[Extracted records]
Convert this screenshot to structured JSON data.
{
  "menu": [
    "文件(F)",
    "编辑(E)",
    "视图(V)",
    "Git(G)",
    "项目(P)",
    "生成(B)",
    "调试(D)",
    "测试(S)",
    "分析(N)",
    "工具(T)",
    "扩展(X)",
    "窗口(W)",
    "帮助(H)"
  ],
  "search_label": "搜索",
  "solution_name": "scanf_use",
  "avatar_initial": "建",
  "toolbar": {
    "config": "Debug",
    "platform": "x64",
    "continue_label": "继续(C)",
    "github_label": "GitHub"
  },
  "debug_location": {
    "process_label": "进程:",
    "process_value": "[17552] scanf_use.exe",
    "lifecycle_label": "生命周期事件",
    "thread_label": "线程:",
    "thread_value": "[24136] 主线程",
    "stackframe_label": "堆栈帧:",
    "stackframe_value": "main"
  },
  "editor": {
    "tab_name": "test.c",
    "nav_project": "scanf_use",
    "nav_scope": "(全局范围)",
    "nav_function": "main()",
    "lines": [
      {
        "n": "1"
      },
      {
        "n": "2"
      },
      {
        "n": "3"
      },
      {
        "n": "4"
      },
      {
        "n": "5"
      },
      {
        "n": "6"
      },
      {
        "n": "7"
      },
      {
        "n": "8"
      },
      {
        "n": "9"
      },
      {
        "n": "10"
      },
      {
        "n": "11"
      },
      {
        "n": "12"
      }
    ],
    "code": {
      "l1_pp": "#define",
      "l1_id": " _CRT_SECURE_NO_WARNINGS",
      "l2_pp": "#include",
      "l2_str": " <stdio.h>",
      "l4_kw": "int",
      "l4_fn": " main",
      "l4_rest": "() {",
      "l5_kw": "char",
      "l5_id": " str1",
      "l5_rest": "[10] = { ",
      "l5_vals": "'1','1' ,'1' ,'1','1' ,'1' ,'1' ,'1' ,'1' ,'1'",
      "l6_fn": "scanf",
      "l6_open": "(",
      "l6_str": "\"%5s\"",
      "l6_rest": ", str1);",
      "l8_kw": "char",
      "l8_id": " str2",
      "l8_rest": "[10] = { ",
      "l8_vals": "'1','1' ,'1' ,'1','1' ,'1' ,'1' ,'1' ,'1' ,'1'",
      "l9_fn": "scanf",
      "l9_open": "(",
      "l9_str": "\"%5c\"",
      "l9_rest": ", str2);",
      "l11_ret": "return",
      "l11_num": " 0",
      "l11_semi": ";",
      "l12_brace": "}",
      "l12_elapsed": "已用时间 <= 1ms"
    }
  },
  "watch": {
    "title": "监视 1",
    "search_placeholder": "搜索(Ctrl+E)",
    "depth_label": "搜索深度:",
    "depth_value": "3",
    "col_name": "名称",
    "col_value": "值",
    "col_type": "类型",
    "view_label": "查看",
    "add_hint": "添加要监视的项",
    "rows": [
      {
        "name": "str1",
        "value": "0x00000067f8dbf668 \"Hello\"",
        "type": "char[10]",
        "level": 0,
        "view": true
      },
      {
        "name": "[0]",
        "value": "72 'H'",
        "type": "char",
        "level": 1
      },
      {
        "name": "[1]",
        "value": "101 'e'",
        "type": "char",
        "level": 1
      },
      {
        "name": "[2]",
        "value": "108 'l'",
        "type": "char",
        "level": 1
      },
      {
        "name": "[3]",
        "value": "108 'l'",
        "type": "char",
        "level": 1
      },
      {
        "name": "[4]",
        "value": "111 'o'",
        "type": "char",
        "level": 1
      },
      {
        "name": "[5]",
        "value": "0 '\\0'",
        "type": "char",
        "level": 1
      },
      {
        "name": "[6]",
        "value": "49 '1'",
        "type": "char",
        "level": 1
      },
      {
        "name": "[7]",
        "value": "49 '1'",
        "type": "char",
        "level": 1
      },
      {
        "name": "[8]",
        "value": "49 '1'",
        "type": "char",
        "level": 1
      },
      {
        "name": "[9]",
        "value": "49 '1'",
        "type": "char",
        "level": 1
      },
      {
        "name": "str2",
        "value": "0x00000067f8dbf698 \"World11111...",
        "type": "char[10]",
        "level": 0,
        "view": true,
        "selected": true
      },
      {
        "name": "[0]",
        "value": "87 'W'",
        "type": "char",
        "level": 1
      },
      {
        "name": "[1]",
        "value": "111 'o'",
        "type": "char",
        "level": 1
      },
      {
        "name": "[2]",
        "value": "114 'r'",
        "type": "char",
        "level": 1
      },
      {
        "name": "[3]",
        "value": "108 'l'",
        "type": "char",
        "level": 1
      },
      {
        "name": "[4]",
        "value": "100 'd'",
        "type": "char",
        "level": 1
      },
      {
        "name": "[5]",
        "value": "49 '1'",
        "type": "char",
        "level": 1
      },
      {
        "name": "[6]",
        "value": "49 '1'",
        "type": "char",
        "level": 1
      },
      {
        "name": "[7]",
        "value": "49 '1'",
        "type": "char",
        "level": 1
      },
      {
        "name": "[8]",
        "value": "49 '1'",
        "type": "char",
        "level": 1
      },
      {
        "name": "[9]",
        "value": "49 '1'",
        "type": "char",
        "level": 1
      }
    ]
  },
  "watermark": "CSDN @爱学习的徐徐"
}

STATED GOAL :: Read the data above and count the lines that include "main". Answer only with the count.

ANSWER TO THE TASK :: 3